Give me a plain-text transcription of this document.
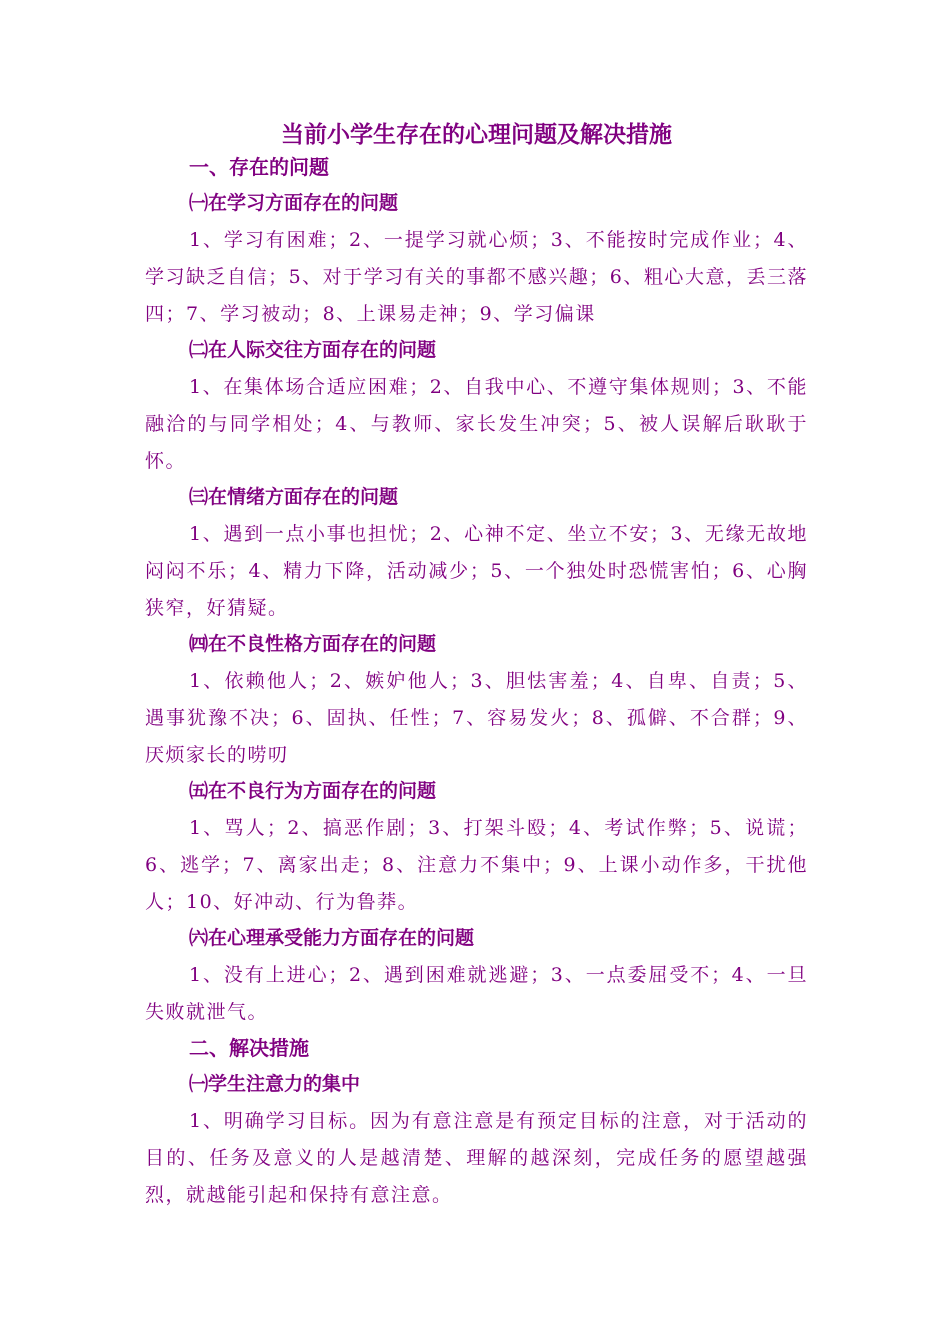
当前小学生存在的心理问题及解决措施
一、存在的问题
㈠在学习方面存在的问题
1、学习有困难；2、一提学习就心烦；3、不能按时完成作业；4、学习缺乏自信；5、对于学习有关的事都不感兴趣；6、粗心大意，丢三落四；7、学习被动；8、上课易走神；9、学习偏课
㈡在人际交往方面存在的问题
1、在集体场合适应困难；2、自我中心、不遵守集体规则；3、不能融洽的与同学相处；4、与教师、家长发生冲突；5、被人误解后耿耿于怀。
㈢在情绪方面存在的问题
1、遇到一点小事也担忧；2、心神不定、坐立不安；3、无缘无故地闷闷不乐；4、精力下降，活动减少；5、一个独处时恐慌害怕；6、心胸狭窄，好猜疑。
㈣在不良性格方面存在的问题
1、依赖他人；2、嫉妒他人；3、胆怯害羞；4、自卑、自责；5、遇事犹豫不决；6、固执、任性；7、容易发火；8、孤僻、不合群；9、厌烦家长的唠叨
㈤在不良行为方面存在的问题
1、骂人；2、搞恶作剧；3、打架斗殴；4、考试作弊；5、说谎；6、逃学；7、离家出走；8、注意力不集中；9、上课小动作多，干扰他人；10、好冲动、行为鲁莽。
㈥在心理承受能力方面存在的问题
1、没有上进心；2、遇到困难就逃避；3、一点委屈受不；4、一旦失败就泄气。
二、解决措施
㈠学生注意力的集中
1、明确学习目标。因为有意注意是有预定目标的注意，对于活动的目的、任务及意义的人是越清楚、理解的越深刻，完成任务的愿望越强烈，就越能引起和保持有意注意。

**Your goal**
Repeat the data above exactly, but not the pictures.

**Complete output**
Give me a plain-text transcription of this document.
当前小学生存在的心理问题及解决措施
一、存在的问题
㈠在学习方面存在的问题
1、学习有困难；2、一提学习就心烦；3、不能按时完成作业；4、学习缺乏自信；5、对于学习有关的事都不感兴趣；6、粗心大意，丢三落四；7、学习被动；8、上课易走神；9、学习偏课
㈡在人际交往方面存在的问题
1、在集体场合适应困难；2、自我中心、不遵守集体规则；3、不能融洽的与同学相处；4、与教师、家长发生冲突；5、被人误解后耿耿于怀。
㈢在情绪方面存在的问题
1、遇到一点小事也担忧；2、心神不定、坐立不安；3、无缘无故地闷闷不乐；4、精力下降，活动减少；5、一个独处时恐慌害怕；6、心胸狭窄，好猜疑。
㈣在不良性格方面存在的问题
1、依赖他人；2、嫉妒他人；3、胆怯害羞；4、自卑、自责；5、遇事犹豫不决；6、固执、任性；7、容易发火；8、孤僻、不合群；9、厌烦家长的唠叨
㈤在不良行为方面存在的问题
1、骂人；2、搞恶作剧；3、打架斗殴；4、考试作弊；5、说谎；6、逃学；7、离家出走；8、注意力不集中；9、上课小动作多，干扰他人；10、好冲动、行为鲁莽。
㈥在心理承受能力方面存在的问题
1、没有上进心；2、遇到困难就逃避；3、一点委屈受不；4、一旦失败就泄气。
二、解决措施
㈠学生注意力的集中
1、明确学习目标。因为有意注意是有预定目标的注意，对于活动的目的、任务及意义的人是越清楚、理解的越深刻，完成任务的愿望越强烈，就越能引起和保持有意注意。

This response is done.